Goal of the exercise:
Repeat the data verbatim.

Exercise data:
•••

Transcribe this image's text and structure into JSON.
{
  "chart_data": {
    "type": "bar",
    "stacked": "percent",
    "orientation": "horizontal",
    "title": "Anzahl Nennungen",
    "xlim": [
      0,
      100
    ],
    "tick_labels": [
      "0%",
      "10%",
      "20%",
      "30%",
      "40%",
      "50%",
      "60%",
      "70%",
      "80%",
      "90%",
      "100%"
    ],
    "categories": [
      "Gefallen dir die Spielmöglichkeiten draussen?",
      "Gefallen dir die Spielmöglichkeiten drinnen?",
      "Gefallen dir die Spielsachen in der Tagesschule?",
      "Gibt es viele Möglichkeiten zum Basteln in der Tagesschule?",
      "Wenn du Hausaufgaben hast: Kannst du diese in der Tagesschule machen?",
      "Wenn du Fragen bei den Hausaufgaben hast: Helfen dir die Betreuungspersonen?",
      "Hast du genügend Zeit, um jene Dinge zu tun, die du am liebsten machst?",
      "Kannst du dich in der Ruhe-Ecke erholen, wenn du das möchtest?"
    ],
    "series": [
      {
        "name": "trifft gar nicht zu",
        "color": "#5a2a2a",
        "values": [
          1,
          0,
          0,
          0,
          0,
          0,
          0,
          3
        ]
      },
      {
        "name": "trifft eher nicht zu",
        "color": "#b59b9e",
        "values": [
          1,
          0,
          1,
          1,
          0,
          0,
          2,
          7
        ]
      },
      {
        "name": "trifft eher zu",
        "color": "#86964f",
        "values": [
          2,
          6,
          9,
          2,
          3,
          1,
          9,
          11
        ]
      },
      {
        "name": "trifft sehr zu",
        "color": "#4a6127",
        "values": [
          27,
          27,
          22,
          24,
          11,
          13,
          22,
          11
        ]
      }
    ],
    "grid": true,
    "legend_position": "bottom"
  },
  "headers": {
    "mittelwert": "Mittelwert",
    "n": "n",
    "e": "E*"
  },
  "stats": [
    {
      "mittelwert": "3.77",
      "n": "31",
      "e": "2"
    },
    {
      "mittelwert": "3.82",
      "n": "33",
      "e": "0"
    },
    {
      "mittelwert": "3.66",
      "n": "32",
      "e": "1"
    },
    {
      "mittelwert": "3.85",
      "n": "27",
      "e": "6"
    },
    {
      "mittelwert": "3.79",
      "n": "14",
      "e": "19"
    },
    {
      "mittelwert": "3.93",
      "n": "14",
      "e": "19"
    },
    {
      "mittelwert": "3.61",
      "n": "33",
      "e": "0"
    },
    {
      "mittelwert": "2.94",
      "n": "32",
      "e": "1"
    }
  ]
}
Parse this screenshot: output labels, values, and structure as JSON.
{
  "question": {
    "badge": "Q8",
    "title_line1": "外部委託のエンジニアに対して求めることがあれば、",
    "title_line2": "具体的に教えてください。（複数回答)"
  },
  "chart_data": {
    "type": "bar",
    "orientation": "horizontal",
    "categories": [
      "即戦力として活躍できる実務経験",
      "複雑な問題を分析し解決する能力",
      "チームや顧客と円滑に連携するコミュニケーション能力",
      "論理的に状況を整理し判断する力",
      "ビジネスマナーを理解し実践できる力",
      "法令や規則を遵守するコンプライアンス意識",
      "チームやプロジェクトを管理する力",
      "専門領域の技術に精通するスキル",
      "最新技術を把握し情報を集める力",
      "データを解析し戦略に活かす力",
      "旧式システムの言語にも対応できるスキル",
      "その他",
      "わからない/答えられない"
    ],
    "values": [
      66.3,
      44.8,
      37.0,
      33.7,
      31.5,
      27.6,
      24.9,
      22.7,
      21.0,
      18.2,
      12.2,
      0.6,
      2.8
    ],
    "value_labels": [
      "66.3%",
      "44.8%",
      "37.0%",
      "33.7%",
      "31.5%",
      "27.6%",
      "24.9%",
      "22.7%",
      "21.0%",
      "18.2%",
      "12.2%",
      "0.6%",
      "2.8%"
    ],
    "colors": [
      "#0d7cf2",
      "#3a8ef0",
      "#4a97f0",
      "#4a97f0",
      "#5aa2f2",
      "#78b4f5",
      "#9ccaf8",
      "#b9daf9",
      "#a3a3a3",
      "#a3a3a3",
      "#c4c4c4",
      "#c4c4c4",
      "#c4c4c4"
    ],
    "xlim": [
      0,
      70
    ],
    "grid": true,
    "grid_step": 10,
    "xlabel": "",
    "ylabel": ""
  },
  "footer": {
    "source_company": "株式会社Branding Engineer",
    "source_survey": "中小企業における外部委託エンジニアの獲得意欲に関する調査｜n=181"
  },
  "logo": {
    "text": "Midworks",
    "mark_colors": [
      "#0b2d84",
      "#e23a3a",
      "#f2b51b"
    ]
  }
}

•••

Output below:
Transcribe this image's text and structure into JSON.
{
  "chart_data": {
    "type": "bar",
    "stacked": "percent",
    "orientation": "horizontal",
    "title": "Anzahl Nennungen",
    "xlim": [
      0,
      100
    ],
    "tick_labels": [
      "0%",
      "10%",
      "20%",
      "30%",
      "40%",
      "50%",
      "60%",
      "70%",
      "80%",
      "90%",
      "100%"
    ],
    "categories": [
      "Gefallen dir die Spielmöglichkeiten draussen?",
      "Gefallen dir die Spielmöglichkeiten drinnen?",
      "Gefallen dir die Spielsachen in der Tagesschule?",
      "Gibt es viele Möglichkeiten zum Basteln in der Tagesschule?",
      "Wenn du Hausaufgaben hast: Kannst du diese in der Tagesschule machen?",
      "Wenn du Fragen bei den Hausaufgaben hast: Helfen dir die Betreuungspersonen?",
      "Hast du genügend Zeit, um jene Dinge zu tun, die du am liebsten machst?",
      "Kannst du dich in der Ruhe-Ecke erholen, wenn du das möchtest?"
    ],
    "series": [
      {
        "name": "trifft gar nicht zu",
        "color": "#5a2a2a",
        "values": [
          1,
          0,
          0,
          0,
          0,
          0,
          0,
          3
        ]
      },
      {
        "name": "trifft eher nicht zu",
        "color": "#b59b9e",
        "values": [
          1,
          0,
          1,
          1,
          0,
          0,
          2,
          7
        ]
      },
      {
        "name": "trifft eher zu",
        "color": "#86964f",
        "values": [
          2,
          6,
          9,
          2,
          3,
          1,
          9,
          11
        ]
      },
      {
        "name": "trifft sehr zu",
        "color": "#4a6127",
        "values": [
          27,
          27,
          22,
          24,
          11,
          13,
          22,
          11
        ]
      }
    ],
    "grid": true,
    "legend_position": "bottom"
  },
  "headers": {
    "mittelwert": "Mittelwert",
    "n": "n",
    "e": "E*"
  },
  "stats": [
    {
      "mittelwert": "3.77",
      "n": "31",
      "e": "2"
    },
    {
      "mittelwert": "3.82",
      "n": "33",
      "e": "0"
    },
    {
      "mittelwert": "3.66",
      "n": "32",
      "e": "1"
    },
    {
      "mittelwert": "3.85",
      "n": "27",
      "e": "6"
    },
    {
      "mittelwert": "3.79",
      "n": "14",
      "e": "19"
    },
    {
      "mittelwert": "3.93",
      "n": "14",
      "e": "19"
    },
    {
      "mittelwert": "3.61",
      "n": "33",
      "e": "0"
    },
    {
      "mittelwert": "2.94",
      "n": "32",
      "e": "1"
    }
  ]
}
Parse this screenshot: output labels, values, and structure as JSON.
{
  "question": {
    "badge": "Q8",
    "title_line1": "外部委託のエンジニアに対して求めることがあれば、",
    "title_line2": "具体的に教えてください。（複数回答)"
  },
  "chart_data": {
    "type": "bar",
    "orientation": "horizontal",
    "categories": [
      "即戦力として活躍できる実務経験",
      "複雑な問題を分析し解決する能力",
      "チームや顧客と円滑に連携するコミュニケーション能力",
      "論理的に状況を整理し判断する力",
      "ビジネスマナーを理解し実践できる力",
      "法令や規則を遵守するコンプライアンス意識",
      "チームやプロジェクトを管理する力",
      "専門領域の技術に精通するスキル",
      "最新技術を把握し情報を集める力",
      "データを解析し戦略に活かす力",
      "旧式システムの言語にも対応できるスキル",
      "その他",
      "わからない/答えられない"
    ],
    "values": [
      66.3,
      44.8,
      37.0,
      33.7,
      31.5,
      27.6,
      24.9,
      22.7,
      21.0,
      18.2,
      12.2,
      0.6,
      2.8
    ],
    "value_labels": [
      "66.3%",
      "44.8%",
      "37.0%",
      "33.7%",
      "31.5%",
      "27.6%",
      "24.9%",
      "22.7%",
      "21.0%",
      "18.2%",
      "12.2%",
      "0.6%",
      "2.8%"
    ],
    "colors": [
      "#0d7cf2",
      "#3a8ef0",
      "#4a97f0",
      "#4a97f0",
      "#5aa2f2",
      "#78b4f5",
      "#9ccaf8",
      "#b9daf9",
      "#a3a3a3",
      "#a3a3a3",
      "#c4c4c4",
      "#c4c4c4",
      "#c4c4c4"
    ],
    "xlim": [
      0,
      70
    ],
    "grid": true,
    "grid_step": 10,
    "xlabel": "",
    "ylabel": ""
  },
  "footer": {
    "source_company": "株式会社Branding Engineer",
    "source_survey": "中小企業における外部委託エンジニアの獲得意欲に関する調査｜n=181"
  },
  "logo": {
    "text": "Midworks",
    "mark_colors": [
      "#0b2d84",
      "#e23a3a",
      "#f2b51b"
    ]
  }
}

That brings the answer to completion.